### PROBLEM DETAILS
Copy the records again, starting with the line with "chart-1-point-risk: [230, 541, 243, 554]" and going on through the line with "chart-1-y-axis-title: Mean Population: [28, 332, 59, 542]", and replace every "y-tick-label" with "y-axis-tick-label" while leaving all else unchanged.

### RECORDED INFORMATION
########################################

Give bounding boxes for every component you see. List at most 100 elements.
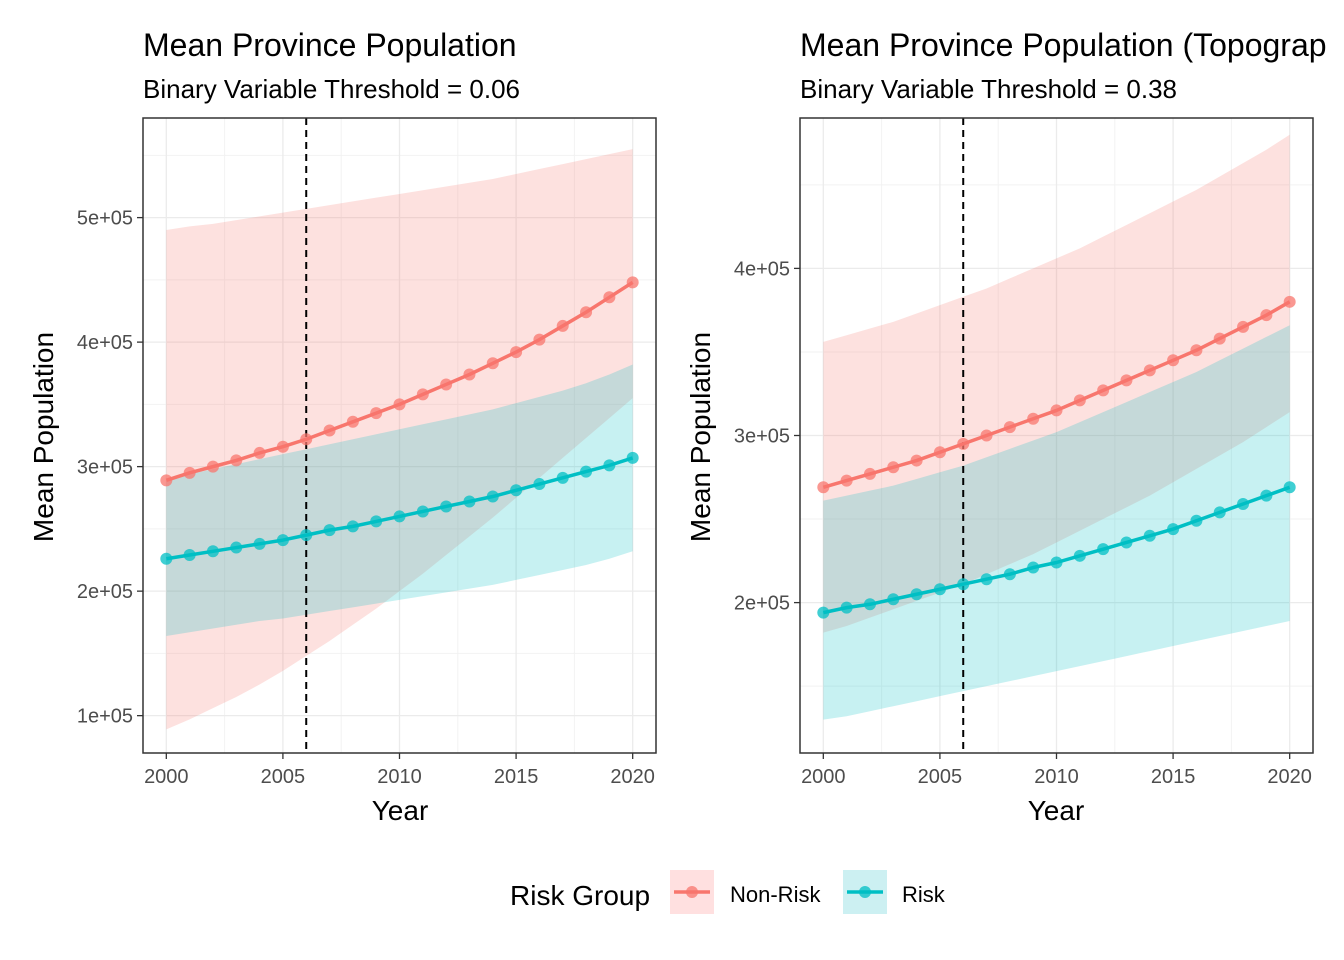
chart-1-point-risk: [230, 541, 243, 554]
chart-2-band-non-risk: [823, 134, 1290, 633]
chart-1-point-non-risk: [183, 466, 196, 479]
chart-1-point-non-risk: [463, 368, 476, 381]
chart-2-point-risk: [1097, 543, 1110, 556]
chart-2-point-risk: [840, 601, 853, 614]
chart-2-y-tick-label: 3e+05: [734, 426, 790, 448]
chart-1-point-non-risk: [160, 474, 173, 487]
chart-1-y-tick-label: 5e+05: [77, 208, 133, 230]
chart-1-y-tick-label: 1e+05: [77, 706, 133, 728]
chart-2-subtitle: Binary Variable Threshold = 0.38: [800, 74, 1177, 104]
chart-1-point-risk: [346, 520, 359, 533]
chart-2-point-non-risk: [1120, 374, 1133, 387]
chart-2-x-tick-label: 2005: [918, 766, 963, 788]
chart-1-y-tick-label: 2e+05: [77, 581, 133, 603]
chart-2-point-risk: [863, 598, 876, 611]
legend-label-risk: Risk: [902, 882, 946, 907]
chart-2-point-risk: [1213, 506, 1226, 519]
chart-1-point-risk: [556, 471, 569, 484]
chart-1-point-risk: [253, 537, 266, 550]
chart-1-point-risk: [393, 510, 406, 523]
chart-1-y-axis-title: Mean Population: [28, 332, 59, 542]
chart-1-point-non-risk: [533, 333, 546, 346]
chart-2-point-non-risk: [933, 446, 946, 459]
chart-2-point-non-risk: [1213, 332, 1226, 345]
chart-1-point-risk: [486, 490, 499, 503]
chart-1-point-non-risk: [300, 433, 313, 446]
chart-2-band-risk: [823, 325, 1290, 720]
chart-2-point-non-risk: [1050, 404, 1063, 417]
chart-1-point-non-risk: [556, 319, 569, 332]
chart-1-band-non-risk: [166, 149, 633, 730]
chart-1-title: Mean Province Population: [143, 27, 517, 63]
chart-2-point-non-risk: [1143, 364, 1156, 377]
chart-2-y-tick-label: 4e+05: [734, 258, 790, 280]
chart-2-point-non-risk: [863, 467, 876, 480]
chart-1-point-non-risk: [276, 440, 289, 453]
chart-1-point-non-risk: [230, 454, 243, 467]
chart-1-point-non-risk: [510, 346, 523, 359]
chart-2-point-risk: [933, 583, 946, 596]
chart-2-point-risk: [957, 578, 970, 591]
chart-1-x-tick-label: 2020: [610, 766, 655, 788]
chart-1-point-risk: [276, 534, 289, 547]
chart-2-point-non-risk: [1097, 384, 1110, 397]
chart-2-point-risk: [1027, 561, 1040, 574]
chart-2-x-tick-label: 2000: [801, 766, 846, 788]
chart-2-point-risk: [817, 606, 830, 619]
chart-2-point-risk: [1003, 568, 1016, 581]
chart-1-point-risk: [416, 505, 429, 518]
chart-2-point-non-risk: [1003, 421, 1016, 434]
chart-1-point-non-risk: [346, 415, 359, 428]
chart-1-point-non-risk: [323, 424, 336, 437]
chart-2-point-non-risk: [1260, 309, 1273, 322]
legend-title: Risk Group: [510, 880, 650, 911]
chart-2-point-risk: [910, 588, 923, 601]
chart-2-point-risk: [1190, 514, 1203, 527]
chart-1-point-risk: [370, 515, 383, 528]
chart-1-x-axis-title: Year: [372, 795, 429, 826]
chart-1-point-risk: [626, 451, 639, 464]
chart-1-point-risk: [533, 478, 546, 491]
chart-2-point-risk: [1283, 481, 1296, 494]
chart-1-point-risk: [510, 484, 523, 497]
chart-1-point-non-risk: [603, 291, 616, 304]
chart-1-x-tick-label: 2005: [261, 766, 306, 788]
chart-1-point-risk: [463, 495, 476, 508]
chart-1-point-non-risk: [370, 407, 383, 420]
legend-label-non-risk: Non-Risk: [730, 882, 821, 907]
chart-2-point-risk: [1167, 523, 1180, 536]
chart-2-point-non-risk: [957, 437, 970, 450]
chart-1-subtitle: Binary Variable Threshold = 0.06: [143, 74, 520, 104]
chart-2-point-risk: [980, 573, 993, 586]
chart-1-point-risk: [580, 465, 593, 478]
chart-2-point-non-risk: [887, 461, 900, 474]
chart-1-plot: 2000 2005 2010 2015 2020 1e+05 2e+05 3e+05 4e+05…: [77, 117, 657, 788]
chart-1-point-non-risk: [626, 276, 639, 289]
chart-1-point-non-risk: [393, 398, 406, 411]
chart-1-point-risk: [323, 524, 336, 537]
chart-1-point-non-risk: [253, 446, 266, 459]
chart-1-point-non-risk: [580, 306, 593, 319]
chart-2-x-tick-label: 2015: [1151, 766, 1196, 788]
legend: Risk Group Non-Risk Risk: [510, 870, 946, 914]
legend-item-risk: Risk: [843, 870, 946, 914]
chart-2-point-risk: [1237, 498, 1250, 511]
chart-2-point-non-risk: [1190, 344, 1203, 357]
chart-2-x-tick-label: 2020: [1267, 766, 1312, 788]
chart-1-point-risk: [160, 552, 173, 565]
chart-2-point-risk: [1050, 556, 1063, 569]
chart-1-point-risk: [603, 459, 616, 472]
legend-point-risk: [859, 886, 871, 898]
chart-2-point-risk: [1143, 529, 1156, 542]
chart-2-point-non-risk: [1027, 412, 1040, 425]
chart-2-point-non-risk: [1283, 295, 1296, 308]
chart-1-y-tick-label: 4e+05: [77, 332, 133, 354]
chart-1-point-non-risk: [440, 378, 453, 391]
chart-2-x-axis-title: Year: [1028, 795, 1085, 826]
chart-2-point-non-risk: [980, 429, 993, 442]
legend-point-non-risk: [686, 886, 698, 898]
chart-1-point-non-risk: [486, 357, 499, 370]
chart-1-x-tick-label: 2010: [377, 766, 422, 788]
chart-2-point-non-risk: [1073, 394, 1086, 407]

########################################

### THE COMPLETED TASK
chart-1-point-risk: [230, 541, 243, 554]
chart-2-band-non-risk: [823, 134, 1290, 633]
chart-1-point-non-risk: [183, 466, 196, 479]
chart-1-point-non-risk: [463, 368, 476, 381]
chart-2-point-risk: [1097, 543, 1110, 556]
chart-2-point-risk: [840, 601, 853, 614]
chart-2-y-axis-tick-label: 3e+05: [734, 426, 790, 448]
chart-1-point-non-risk: [160, 474, 173, 487]
chart-1-y-axis-tick-label: 5e+05: [77, 208, 133, 230]
chart-1-y-axis-tick-label: 1e+05: [77, 706, 133, 728]
chart-2-subtitle: Binary Variable Threshold = 0.38: [800, 74, 1177, 104]
chart-1-point-risk: [346, 520, 359, 533]
chart-2-point-non-risk: [1120, 374, 1133, 387]
chart-2-x-tick-label: 2005: [918, 766, 963, 788]
chart-1-y-axis-tick-label: 2e+05: [77, 581, 133, 603]
chart-2-point-risk: [863, 598, 876, 611]
legend-label-risk: Risk: [902, 882, 946, 907]
chart-2-point-risk: [1213, 506, 1226, 519]
chart-1-point-risk: [556, 471, 569, 484]
chart-1-point-risk: [253, 537, 266, 550]
chart-1-point-risk: [393, 510, 406, 523]
chart-1-y-axis-title: Mean Population: [28, 332, 59, 542]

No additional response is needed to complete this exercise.